**Task brief**
Wherever the word "изменений" appears in a line, copy that line.

Dataset records
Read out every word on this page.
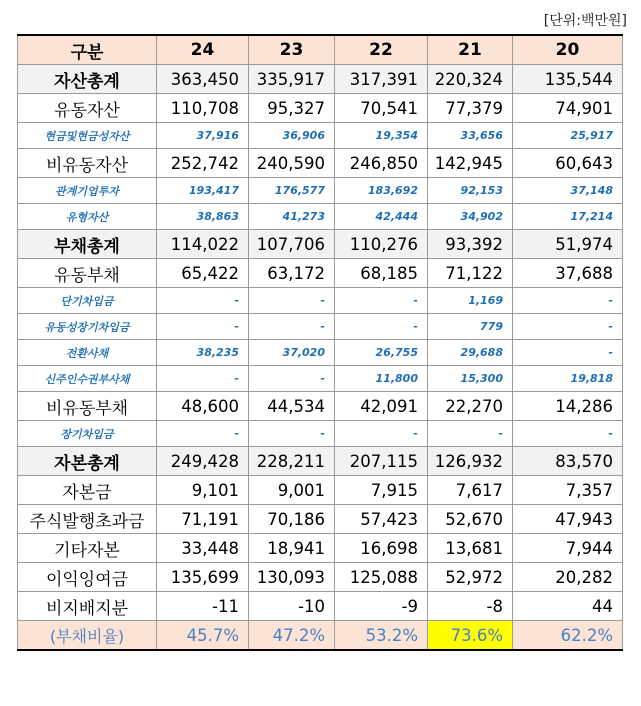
[단위:백만원]
구분	24	23	22	21	20
자산총계	363,450	335,917	317,391	220,324	135,544
유동자산	110,708	95,327	70,541	77,379	74,901
현금및현금성자산	37,916	36,906	19,354	33,656	25,917
비유동자산	252,742	240,590	246,850	142,945	60,643
관계기업투자	193,417	176,577	183,692	92,153	37,148
유형자산	38,863	41,273	42,444	34,902	17,214
부채총계	114,022	107,706	110,276	93,392	51,974
유동부채	65,422	63,172	68,185	71,122	37,688
단기차입금	-	-	-	1,169	-
유동성장기차입금	-	-	-	779	-
전환사채	38,235	37,020	26,755	29,688	-
신주인수권부사채	-	-	11,800	15,300	19,818
비유동부채	48,600	44,534	42,091	22,270	14,286
장기차입금	-	-	-	-	-
자본총계	249,428	228,211	207,115	126,932	83,570
자본금	9,101	9,001	7,915	7,617	7,357
주식발행초과금	71,191	70,186	57,423	52,670	47,943
기타자본	33,448	18,941	16,698	13,681	7,944
이익잉여금	135,699	130,093	125,088	52,972	20,282
비지배지분	-11	-10	-9	-8	44
(부채비율)	45.7%	47.2%	53.2%	73.6%	62.2%
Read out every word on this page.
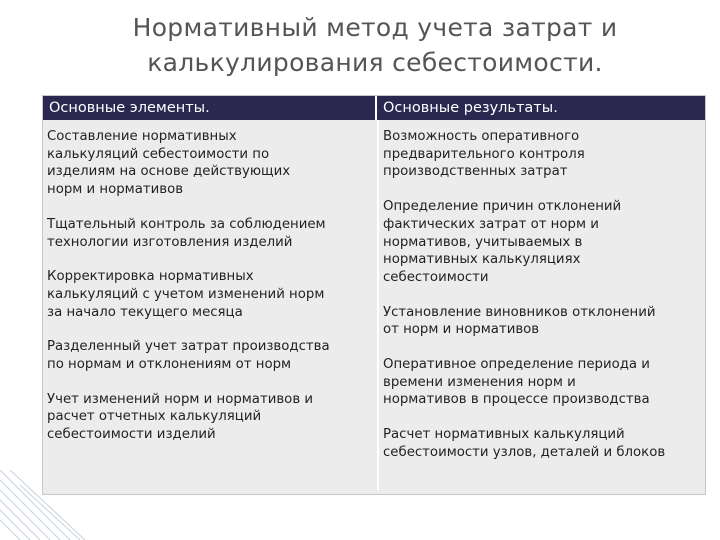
Нормативный метод учета затрат и
калькулирования себестоимости.
Основные элементы.	Основные результаты.

Составление нормативных
калькуляций себестоимости по
изделиям на основе действующих
норм и нормативов

Тщательный контроль за соблюдением
технологии изготовления изделий

Корректировка нормативных
калькуляций с учетом изменений норм
за начало текущего месяца

Разделенный учет затрат производства
по нормам и отклонениям от норм

Учет изменений норм и нормативов и
расчет отчетных калькуляций
себестоимости изделий

Возможность оперативного
предварительного контроля
производственных затрат

Определение причин отклонений
фактических затрат от норм и
нормативов, учитываемых в
нормативных калькуляциях
себестоимости

Установление виновников отклонений
от норм и нормативов

Оперативное определение периода и
времени изменения норм и
нормативов в процессе производства

Расчет нормативных калькуляций
себестоимости узлов, деталей и блоков
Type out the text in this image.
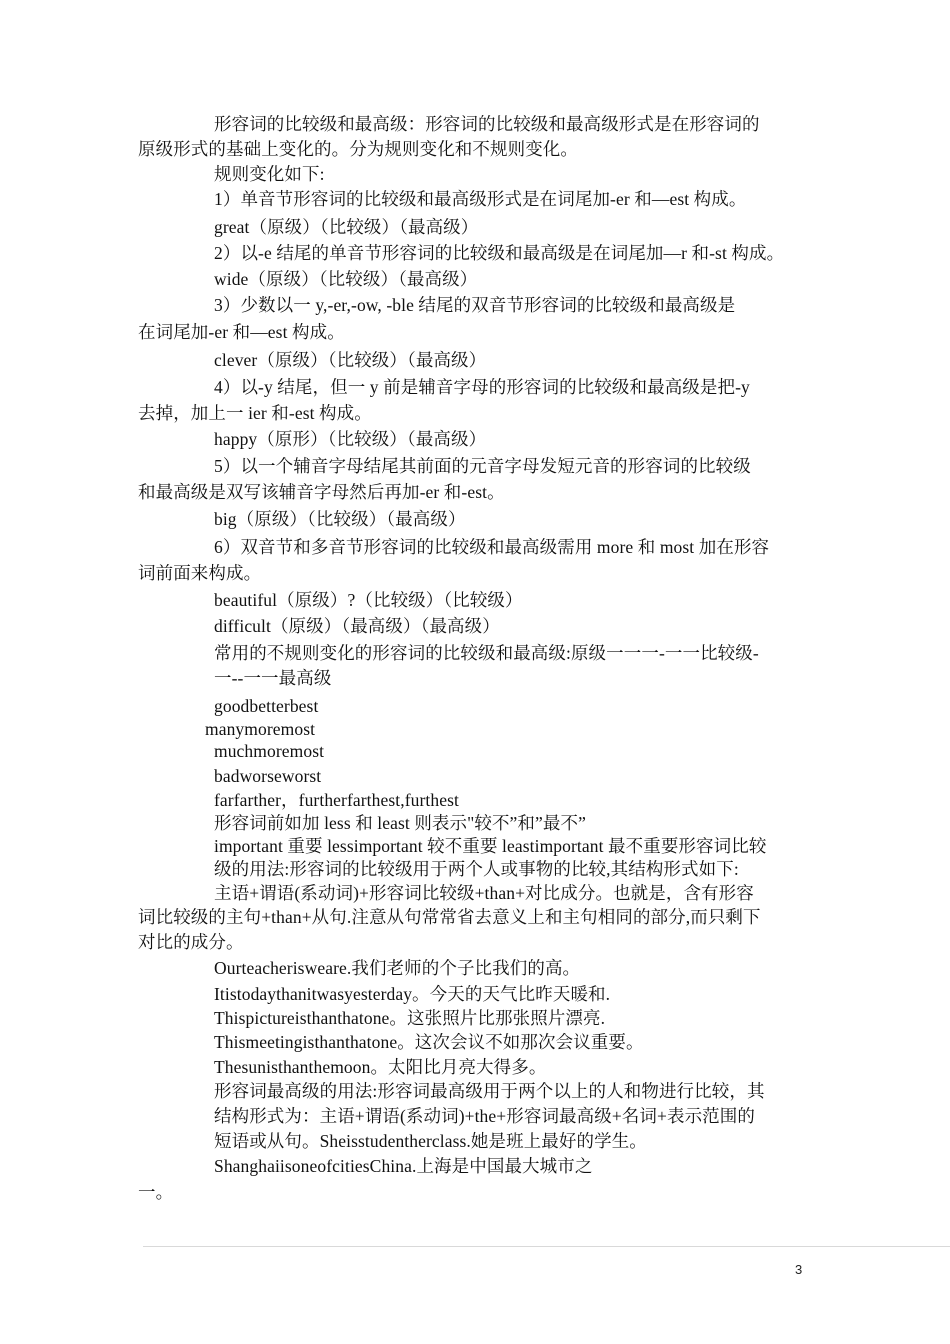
形容词的比较级和最高级：形容词的比较级和最高级形式是在形容词的
原级形式的基础上变化的。分为规则变化和不规则变化。
规则变化如下:
1）单音节形容词的比较级和最高级形式是在词尾加-er 和—est 构成。
great（原级）（比较级）（最高级）
2）以-e 结尾的单音节形容词的比较级和最高级是在词尾加—r 和-st 构成。
wide（原级）（比较级）（最高级）
3）少数以一 y,-er,-ow, -ble 结尾的双音节形容词的比较级和最高级是
在词尾加-er 和—est 构成。
clever（原级）（比较级）（最高级）
4）以-y 结尾，但一 y 前是辅音字母的形容词的比较级和最高级是把-y
去掉，加上一 ier 和-est 构成。
happy（原形）（比较级）（最高级）
5）以一个辅音字母结尾其前面的元音字母发短元音的形容词的比较级
和最高级是双写该辅音字母然后再加-er 和-est。
big（原级）（比较级）（最高级）
6）双音节和多音节形容词的比较级和最高级需用 more 和 most 加在形容
词前面来构成。
beautiful（原级）?（比较级）（比较级）
difficult（原级）（最高级）（最高级）
常用的不规则变化的形容词的比较级和最高级:原级一一一-一一比较级-
一--一一最高级
goodbetterbest
manymoremost
muchmoremost
badworseworst
farfarther，furtherfarthest,furthest
形容词前如加 less 和 least 则表示"较不”和”最不”
important 重要 lessimportant 较不重要 leastimportant 最不重要形容词比较
级的用法:形容词的比较级用于两个人或事物的比较,其结构形式如下:
主语+谓语(系动词)+形容词比较级+than+对比成分。也就是，含有形容
词比较级的主句+than+从句.注意从句常常省去意义上和主句相同的部分,而只剩下
对比的成分。
Ourteacherisweare.我们老师的个子比我们的高。
Itistodaythanitwasyesterday。今天的天气比昨天暖和.
Thispictureisthanthatone。这张照片比那张照片漂亮.
Thismeetingisthanthatone。这次会议不如那次会议重要。
Thesunisthanthemoon。太阳比月亮大得多。
形容词最高级的用法:形容词最高级用于两个以上的人和物进行比较，其
结构形式为：主语+谓语(系动词)+the+形容词最高级+名词+表示范围的
短语或从句。Sheisstudentherclass.她是班上最好的学生。
ShanghaiisoneofcitiesChina.上海是中国最大城市之
一。
3
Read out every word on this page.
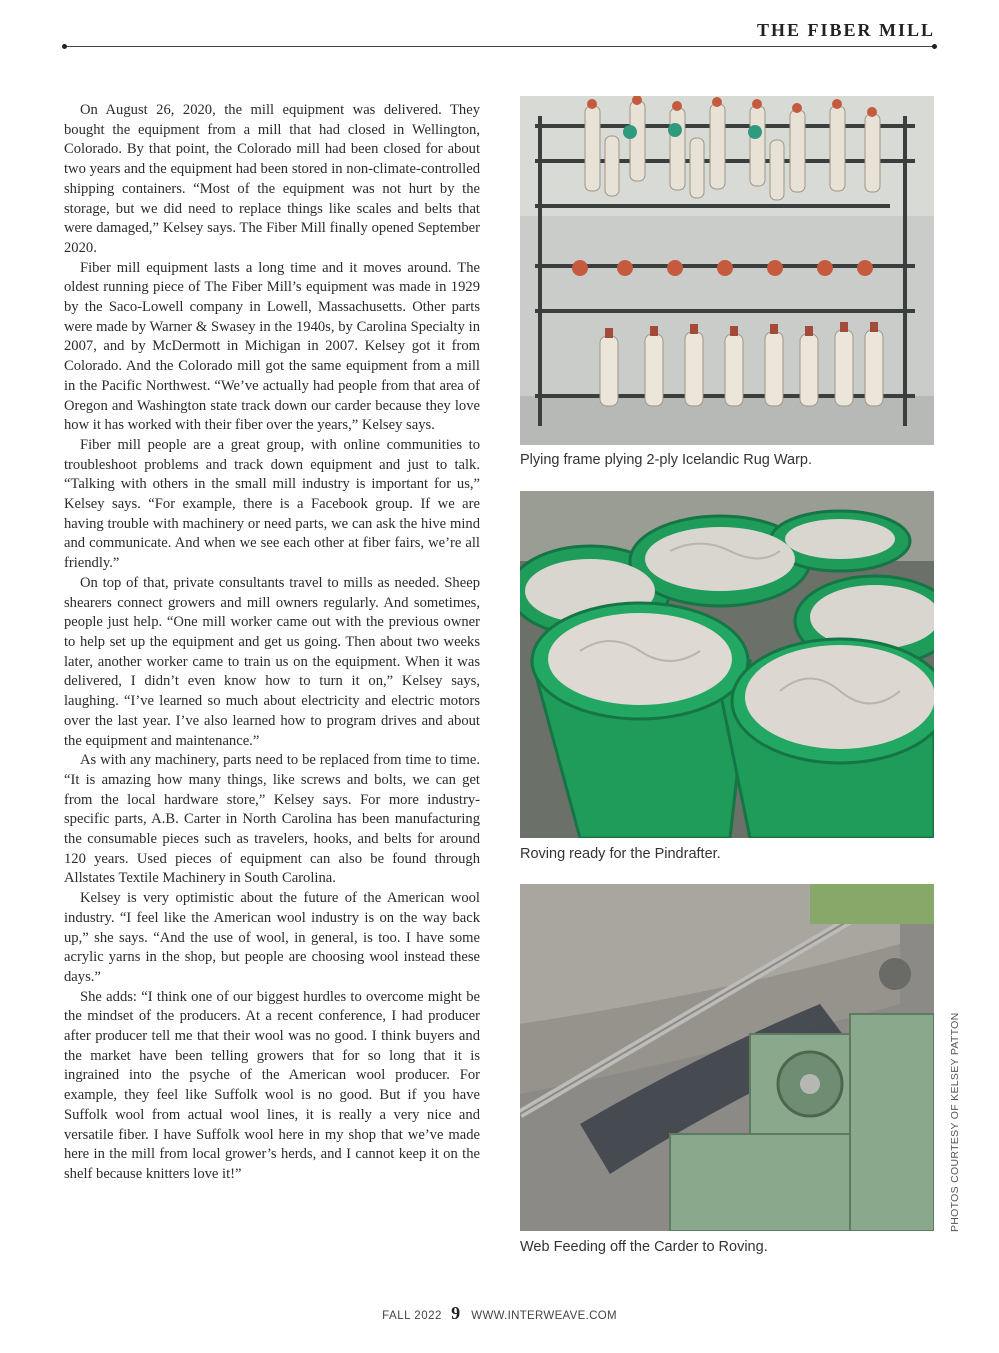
THE FIBER MILL

On August 26, 2020, the mill equipment was delivered. They bought the equipment from a mill that had closed in Wellington, Colorado. By that point, the Colorado mill had been closed for about two years and the equipment had been stored in non-climate-controlled shipping containers. “Most of the equipment was not hurt by the storage, but we did need to replace things like scales and belts that were damaged,” Kelsey says. The Fiber Mill finally opened September 2020.

Fiber mill equipment lasts a long time and it moves around. The oldest running piece of The Fiber Mill’s equipment was made in 1929 by the Saco-Lowell company in Lowell, Massachusetts. Other parts were made by Warner & Swasey in the 1940s, by Carolina Specialty in 2007, and by McDermott in Michigan in 2007. Kelsey got it from Colorado. And the Colorado mill got the same equipment from a mill in the Pacific Northwest. “We’ve actually had people from that area of Oregon and Washington state track down our carder because they love how it has worked with their fiber over the years,” Kelsey says.

Fiber mill people are a great group, with online communities to troubleshoot problems and track down equipment and just to talk. “Talking with others in the small mill industry is important for us,” Kelsey says. “For example, there is a Facebook group. If we are having trouble with machinery or need parts, we can ask the hive mind and communicate. And when we see each other at fiber fairs, we’re all friendly.”

On top of that, private consultants travel to mills as needed. Sheep shearers connect growers and mill owners regularly. And sometimes, people just help. “One mill worker came out with the previous owner to help set up the equipment and get us going. Then about two weeks later, another worker came to train us on the equipment. When it was delivered, I didn’t even know how to turn it on,” Kelsey says, laughing. “I’ve learned so much about electricity and electric motors over the last year. I’ve also learned how to program drives and about the equipment and maintenance.”

As with any machinery, parts need to be replaced from time to time. “It is amazing how many things, like screws and bolts, we can get from the local hardware store,” Kelsey says. For more industry-specific parts, A.B. Carter in North Carolina has been manufacturing the consumable pieces such as travelers, hooks, and belts for around 120 years. Used pieces of equipment can also be found through Allstates Textile Machinery in South Carolina.

Kelsey is very optimistic about the future of the American wool industry. “I feel like the American wool industry is on the way back up,” she says. “And the use of wool, in general, is too. I have some acrylic yarns in the shop, but people are choosing wool instead these days.”

She adds: “I think one of our biggest hurdles to overcome might be the mindset of the producers. At a recent conference, I had producer after producer tell me that their wool was no good. I think buyers and the market have been telling growers that for so long that it is ingrained into the psyche of the American wool producer. For example, they feel like Suffolk wool is no good. But if you have Suffolk wool from actual wool lines, it is really a very nice and versatile fiber. I have Suffolk wool here in my shop that we’ve made here in the mill from local grower’s herds, and I cannot keep it on the shelf because knitters love it!”

Plying frame plying 2-ply Icelandic Rug Warp.
Roving ready for the Pindrafter.
Web Feeding off the Carder to Roving.
PHOTOS COURTESY OF KELSEY PATTON
FALL 2022 9 WWW.INTERWEAVE.COM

**Complete output**
калькуляций с учетом изменений норм
Учет изменений норм и нормативов и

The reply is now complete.